> _TASK STATEMENT_
Review the material line by line. Identify and copy every line that contains the string "Recommendations".

-- begin EXTRACTED INFORMATION --

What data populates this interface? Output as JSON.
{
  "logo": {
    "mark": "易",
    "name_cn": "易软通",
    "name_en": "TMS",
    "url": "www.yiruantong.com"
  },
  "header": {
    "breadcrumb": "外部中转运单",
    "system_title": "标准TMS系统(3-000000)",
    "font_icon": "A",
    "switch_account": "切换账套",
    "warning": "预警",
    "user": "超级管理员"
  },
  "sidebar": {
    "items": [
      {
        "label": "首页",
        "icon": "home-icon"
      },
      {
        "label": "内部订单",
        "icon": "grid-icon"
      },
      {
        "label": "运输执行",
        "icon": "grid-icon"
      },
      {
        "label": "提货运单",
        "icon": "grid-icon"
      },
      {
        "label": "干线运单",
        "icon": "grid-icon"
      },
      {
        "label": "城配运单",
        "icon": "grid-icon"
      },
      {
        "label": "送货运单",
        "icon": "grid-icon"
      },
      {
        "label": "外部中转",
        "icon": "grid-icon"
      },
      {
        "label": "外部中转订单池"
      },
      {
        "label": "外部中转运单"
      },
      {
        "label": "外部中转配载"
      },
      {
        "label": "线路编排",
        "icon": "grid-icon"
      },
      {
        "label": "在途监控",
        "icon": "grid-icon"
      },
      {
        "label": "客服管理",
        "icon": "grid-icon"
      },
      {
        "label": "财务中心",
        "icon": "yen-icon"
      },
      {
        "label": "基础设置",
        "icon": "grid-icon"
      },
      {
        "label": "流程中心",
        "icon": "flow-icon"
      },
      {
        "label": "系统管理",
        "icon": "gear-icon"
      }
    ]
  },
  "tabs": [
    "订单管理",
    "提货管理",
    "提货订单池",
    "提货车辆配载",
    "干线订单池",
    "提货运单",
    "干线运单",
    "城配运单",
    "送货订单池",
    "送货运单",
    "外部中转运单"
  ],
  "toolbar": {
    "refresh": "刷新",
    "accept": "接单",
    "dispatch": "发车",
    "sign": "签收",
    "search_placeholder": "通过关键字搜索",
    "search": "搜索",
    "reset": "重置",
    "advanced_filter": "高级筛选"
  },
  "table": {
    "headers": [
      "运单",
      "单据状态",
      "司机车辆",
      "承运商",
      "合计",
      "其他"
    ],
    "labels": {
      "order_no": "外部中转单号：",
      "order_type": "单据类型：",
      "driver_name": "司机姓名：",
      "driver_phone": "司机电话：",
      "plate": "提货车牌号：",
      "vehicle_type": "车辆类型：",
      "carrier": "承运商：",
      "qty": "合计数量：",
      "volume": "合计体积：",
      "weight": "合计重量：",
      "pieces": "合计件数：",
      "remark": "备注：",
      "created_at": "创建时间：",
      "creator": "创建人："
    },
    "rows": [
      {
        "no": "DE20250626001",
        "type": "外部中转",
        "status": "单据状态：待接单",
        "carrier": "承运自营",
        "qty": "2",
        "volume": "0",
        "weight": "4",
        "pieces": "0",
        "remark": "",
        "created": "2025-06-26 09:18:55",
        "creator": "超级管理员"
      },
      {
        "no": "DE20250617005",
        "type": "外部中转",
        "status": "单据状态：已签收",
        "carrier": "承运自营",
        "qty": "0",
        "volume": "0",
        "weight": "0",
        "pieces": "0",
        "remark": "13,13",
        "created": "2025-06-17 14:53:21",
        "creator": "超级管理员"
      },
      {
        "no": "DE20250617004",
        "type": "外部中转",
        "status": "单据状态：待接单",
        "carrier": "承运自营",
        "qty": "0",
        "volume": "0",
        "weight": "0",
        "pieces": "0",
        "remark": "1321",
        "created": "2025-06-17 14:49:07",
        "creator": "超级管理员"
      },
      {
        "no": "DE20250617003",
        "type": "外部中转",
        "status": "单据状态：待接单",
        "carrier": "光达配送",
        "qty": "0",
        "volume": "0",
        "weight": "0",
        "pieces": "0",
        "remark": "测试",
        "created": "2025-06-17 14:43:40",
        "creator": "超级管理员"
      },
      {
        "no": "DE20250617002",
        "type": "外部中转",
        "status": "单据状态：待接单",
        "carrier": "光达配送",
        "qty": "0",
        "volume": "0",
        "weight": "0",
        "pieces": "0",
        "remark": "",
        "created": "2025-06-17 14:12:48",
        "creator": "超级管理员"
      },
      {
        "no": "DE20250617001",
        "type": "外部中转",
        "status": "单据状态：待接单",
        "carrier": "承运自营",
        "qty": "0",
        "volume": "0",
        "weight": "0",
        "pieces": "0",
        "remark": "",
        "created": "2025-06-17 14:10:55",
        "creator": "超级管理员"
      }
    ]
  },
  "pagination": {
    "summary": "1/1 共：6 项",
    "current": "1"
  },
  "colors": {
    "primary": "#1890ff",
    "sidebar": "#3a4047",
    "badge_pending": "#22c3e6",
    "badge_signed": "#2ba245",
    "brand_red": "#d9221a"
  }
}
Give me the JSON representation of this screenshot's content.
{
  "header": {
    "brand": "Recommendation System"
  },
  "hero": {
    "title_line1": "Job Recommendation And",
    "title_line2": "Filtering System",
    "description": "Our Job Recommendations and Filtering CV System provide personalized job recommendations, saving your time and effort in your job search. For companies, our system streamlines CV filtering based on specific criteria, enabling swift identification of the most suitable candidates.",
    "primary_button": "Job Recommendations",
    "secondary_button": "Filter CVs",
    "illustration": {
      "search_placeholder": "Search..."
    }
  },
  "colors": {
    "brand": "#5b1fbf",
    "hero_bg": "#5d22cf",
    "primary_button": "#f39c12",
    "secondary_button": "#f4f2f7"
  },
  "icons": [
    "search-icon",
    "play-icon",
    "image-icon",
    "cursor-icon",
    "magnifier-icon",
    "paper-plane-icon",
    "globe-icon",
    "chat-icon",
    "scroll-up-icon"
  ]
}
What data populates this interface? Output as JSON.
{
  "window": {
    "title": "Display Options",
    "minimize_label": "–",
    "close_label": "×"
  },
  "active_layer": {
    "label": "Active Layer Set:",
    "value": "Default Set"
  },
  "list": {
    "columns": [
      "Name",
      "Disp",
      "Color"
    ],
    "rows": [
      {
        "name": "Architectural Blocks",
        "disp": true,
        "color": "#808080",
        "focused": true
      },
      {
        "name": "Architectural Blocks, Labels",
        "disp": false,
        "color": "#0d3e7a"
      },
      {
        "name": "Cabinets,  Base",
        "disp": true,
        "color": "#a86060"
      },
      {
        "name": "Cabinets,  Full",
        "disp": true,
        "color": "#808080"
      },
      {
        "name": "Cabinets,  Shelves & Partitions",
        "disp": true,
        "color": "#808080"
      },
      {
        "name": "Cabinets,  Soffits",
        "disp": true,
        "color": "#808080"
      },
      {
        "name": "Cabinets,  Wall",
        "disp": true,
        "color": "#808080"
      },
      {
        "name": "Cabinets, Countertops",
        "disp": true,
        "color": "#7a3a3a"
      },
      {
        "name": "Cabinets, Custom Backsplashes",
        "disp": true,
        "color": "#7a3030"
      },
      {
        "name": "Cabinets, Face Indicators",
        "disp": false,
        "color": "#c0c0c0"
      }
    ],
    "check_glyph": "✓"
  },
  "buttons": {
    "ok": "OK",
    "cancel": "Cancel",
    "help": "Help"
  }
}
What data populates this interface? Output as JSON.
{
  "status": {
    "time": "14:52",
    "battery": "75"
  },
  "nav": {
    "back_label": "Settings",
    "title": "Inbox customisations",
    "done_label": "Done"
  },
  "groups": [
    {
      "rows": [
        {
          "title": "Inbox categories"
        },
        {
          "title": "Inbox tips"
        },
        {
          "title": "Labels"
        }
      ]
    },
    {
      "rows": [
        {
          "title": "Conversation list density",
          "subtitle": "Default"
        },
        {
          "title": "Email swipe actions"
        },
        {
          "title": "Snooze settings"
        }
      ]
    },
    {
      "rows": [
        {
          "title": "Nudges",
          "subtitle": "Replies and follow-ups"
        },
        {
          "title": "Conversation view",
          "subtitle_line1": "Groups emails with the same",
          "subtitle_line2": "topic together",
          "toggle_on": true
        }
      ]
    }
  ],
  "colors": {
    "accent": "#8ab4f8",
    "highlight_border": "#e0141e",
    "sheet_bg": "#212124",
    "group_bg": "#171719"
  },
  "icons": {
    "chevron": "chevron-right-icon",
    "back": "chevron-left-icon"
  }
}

-- end EXTRACTED INFORMATION --

> _WRITTEN RESPONSE_
    "description": "Our Job Recommendations and Filtering CV System provide personalized job recommendations, saving your time and effort in your job search. For companies, our system streamlines CV filtering based on specific criteria, enabling swift identification of the most suitable candidates.",
    "primary_button": "Job Recommendations",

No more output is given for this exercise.